## Stored records

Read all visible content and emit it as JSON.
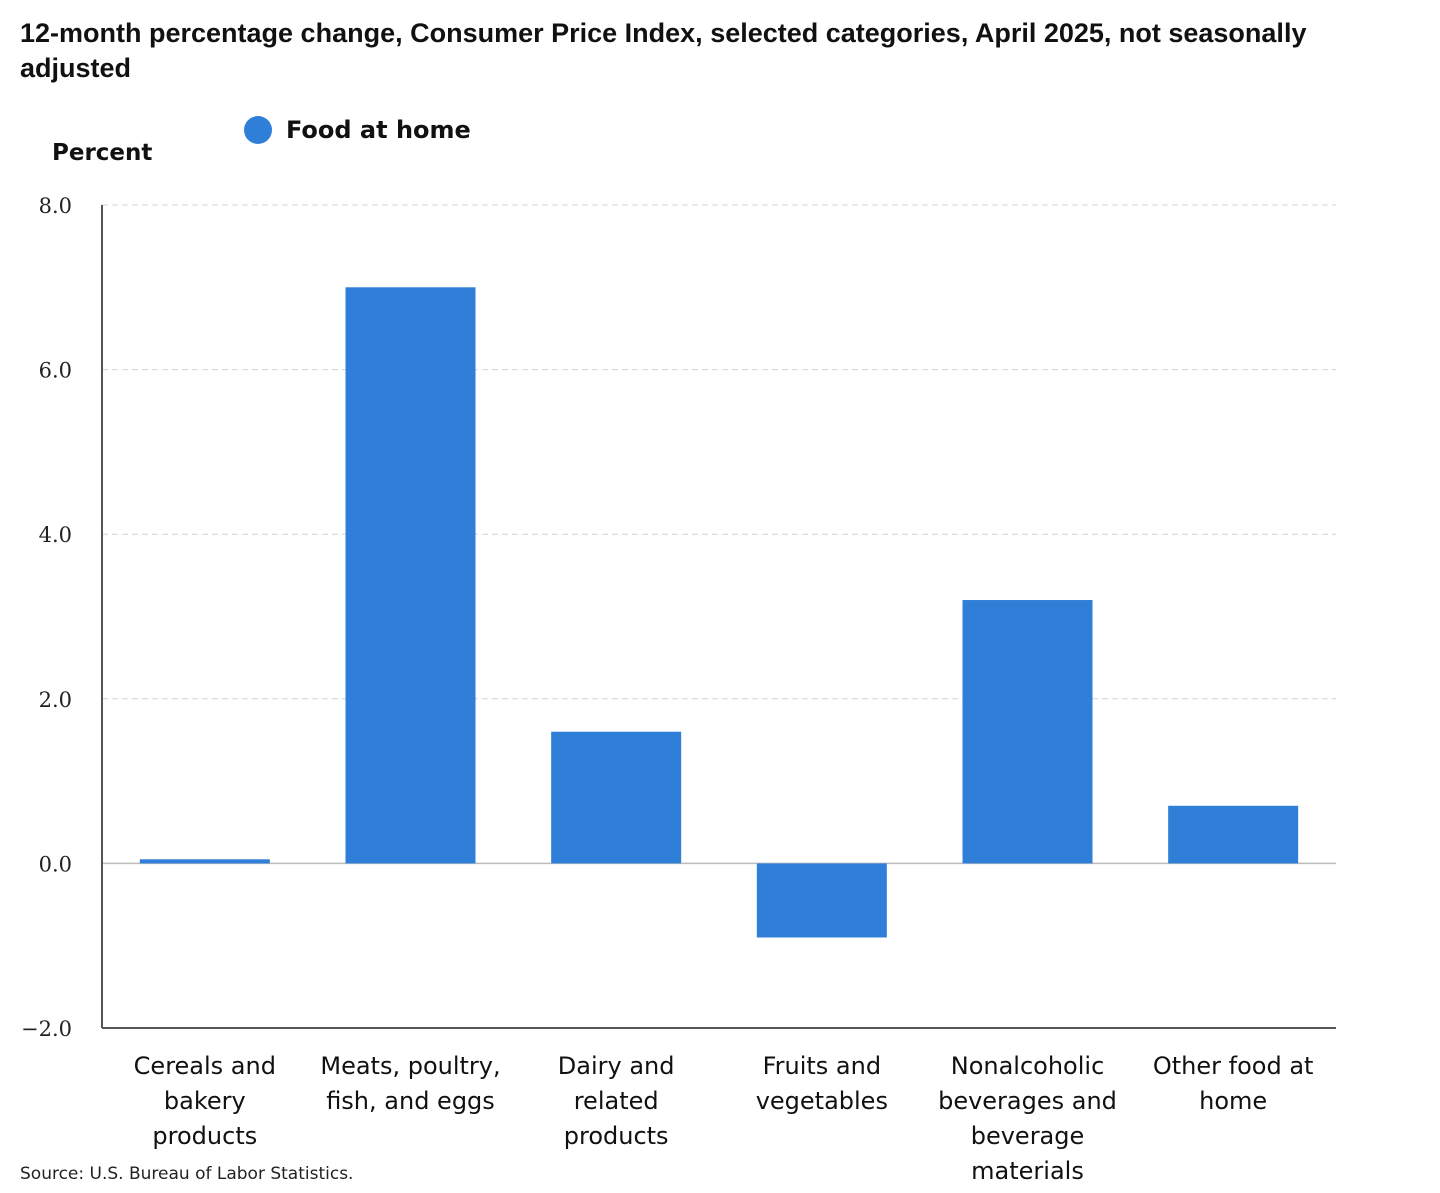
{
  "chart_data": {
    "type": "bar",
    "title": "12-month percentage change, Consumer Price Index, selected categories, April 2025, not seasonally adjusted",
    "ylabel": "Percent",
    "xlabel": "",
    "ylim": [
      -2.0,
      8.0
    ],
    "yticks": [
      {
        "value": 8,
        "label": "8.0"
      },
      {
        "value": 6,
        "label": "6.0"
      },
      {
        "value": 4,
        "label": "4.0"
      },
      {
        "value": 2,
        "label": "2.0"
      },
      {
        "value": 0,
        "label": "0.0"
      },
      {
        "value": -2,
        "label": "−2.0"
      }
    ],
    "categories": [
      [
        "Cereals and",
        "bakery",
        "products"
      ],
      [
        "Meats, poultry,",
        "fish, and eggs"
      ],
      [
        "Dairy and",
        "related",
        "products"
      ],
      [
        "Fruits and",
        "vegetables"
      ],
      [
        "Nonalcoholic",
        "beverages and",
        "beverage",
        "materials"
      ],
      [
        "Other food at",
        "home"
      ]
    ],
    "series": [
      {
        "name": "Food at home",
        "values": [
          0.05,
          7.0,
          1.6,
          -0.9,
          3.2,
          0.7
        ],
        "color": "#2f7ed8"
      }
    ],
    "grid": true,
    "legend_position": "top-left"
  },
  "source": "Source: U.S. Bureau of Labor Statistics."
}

## Task statement
Skip the pictures and print each record exactly as it stands.

## Completed exercise
Read all visible content and emit it as JSON.
{
  "chart_data": {
    "type": "bar",
    "title": "12-month percentage change, Consumer Price Index, selected categories, April 2025, not seasonally adjusted",
    "ylabel": "Percent",
    "xlabel": "",
    "ylim": [
      -2.0,
      8.0
    ],
    "yticks": [
      {
        "value": 8,
        "label": "8.0"
      },
      {
        "value": 6,
        "label": "6.0"
      },
      {
        "value": 4,
        "label": "4.0"
      },
      {
        "value": 2,
        "label": "2.0"
      },
      {
        "value": 0,
        "label": "0.0"
      },
      {
        "value": -2,
        "label": "−2.0"
      }
    ],
    "categories": [
      [
        "Cereals and",
        "bakery",
        "products"
      ],
      [
        "Meats, poultry,",
        "fish, and eggs"
      ],
      [
        "Dairy and",
        "related",
        "products"
      ],
      [
        "Fruits and",
        "vegetables"
      ],
      [
        "Nonalcoholic",
        "beverages and",
        "beverage",
        "materials"
      ],
      [
        "Other food at",
        "home"
      ]
    ],
    "series": [
      {
        "name": "Food at home",
        "values": [
          0.05,
          7.0,
          1.6,
          -0.9,
          3.2,
          0.7
        ],
        "color": "#2f7ed8"
      }
    ],
    "grid": true,
    "legend_position": "top-left"
  },
  "source": "Source: U.S. Bureau of Labor Statistics."
}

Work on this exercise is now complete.